AVAILABLE RECORDS
BEGIN
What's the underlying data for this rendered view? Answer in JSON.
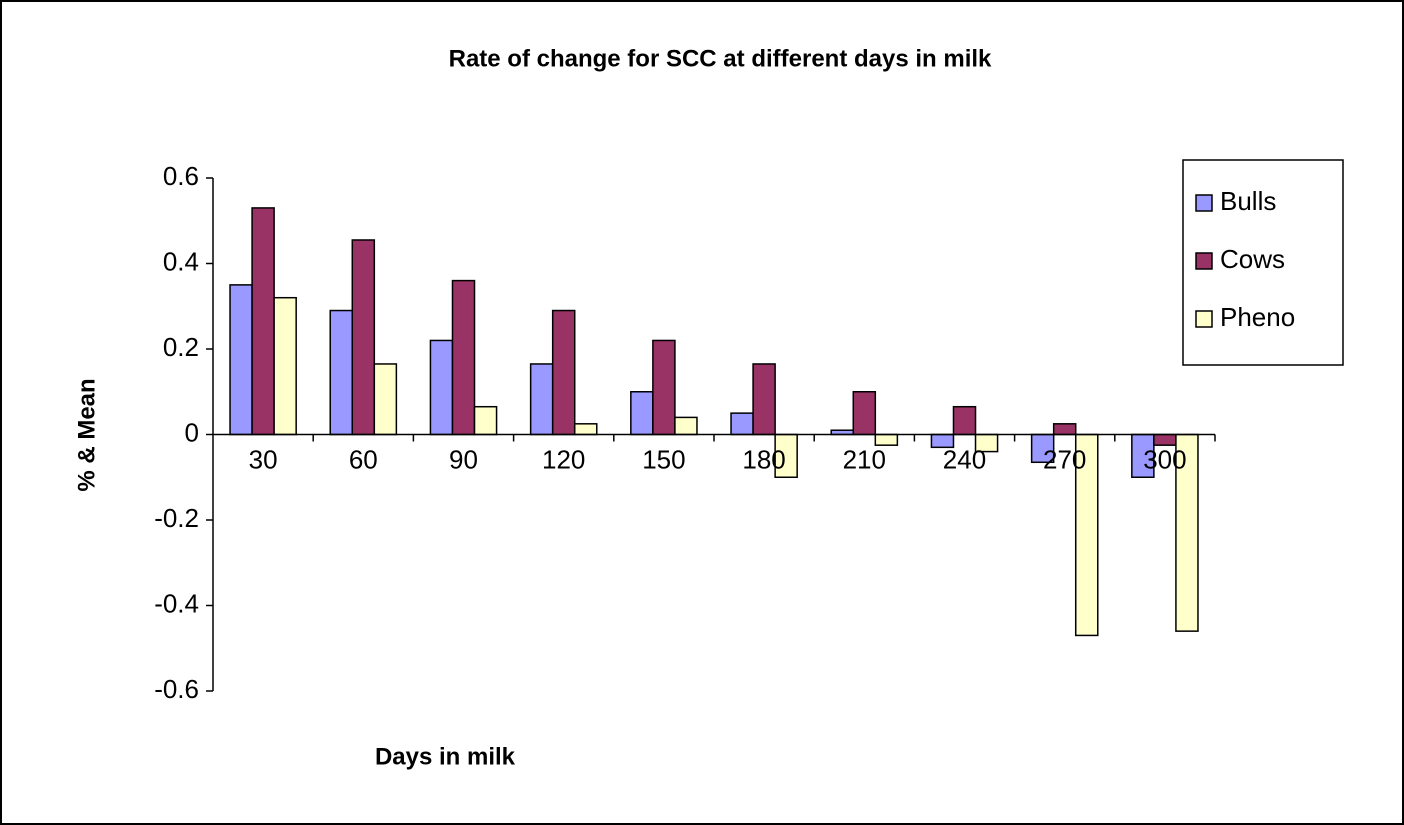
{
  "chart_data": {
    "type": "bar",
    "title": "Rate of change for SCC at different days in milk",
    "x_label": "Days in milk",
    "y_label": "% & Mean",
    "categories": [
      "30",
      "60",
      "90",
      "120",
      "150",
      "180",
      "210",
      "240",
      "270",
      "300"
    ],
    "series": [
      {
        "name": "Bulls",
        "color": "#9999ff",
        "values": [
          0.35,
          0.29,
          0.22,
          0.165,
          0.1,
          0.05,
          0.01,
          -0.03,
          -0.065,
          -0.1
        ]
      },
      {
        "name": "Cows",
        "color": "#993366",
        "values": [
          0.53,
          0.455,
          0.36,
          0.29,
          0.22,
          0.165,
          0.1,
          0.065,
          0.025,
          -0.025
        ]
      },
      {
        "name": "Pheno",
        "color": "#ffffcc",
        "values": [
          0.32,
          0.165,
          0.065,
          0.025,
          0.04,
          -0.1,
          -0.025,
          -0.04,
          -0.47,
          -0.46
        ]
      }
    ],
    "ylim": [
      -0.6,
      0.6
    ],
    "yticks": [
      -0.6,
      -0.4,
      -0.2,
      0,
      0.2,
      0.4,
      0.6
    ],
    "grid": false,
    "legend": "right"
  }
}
END
TASK STATEMENT
Transcribe every record above exactly, leaving out the pictures.

OUTPUT FOR THIS TASK
What's the underlying data for this rendered view? Answer in JSON.
{
  "chart_data": {
    "type": "bar",
    "title": "Rate of change for SCC at different days in milk",
    "x_label": "Days in milk",
    "y_label": "% & Mean",
    "categories": [
      "30",
      "60",
      "90",
      "120",
      "150",
      "180",
      "210",
      "240",
      "270",
      "300"
    ],
    "series": [
      {
        "name": "Bulls",
        "color": "#9999ff",
        "values": [
          0.35,
          0.29,
          0.22,
          0.165,
          0.1,
          0.05,
          0.01,
          -0.03,
          -0.065,
          -0.1
        ]
      },
      {
        "name": "Cows",
        "color": "#993366",
        "values": [
          0.53,
          0.455,
          0.36,
          0.29,
          0.22,
          0.165,
          0.1,
          0.065,
          0.025,
          -0.025
        ]
      },
      {
        "name": "Pheno",
        "color": "#ffffcc",
        "values": [
          0.32,
          0.165,
          0.065,
          0.025,
          0.04,
          -0.1,
          -0.025,
          -0.04,
          -0.47,
          -0.46
        ]
      }
    ],
    "ylim": [
      -0.6,
      0.6
    ],
    "yticks": [
      -0.6,
      -0.4,
      -0.2,
      0,
      0.2,
      0.4,
      0.6
    ],
    "grid": false,
    "legend": "right"
  }
}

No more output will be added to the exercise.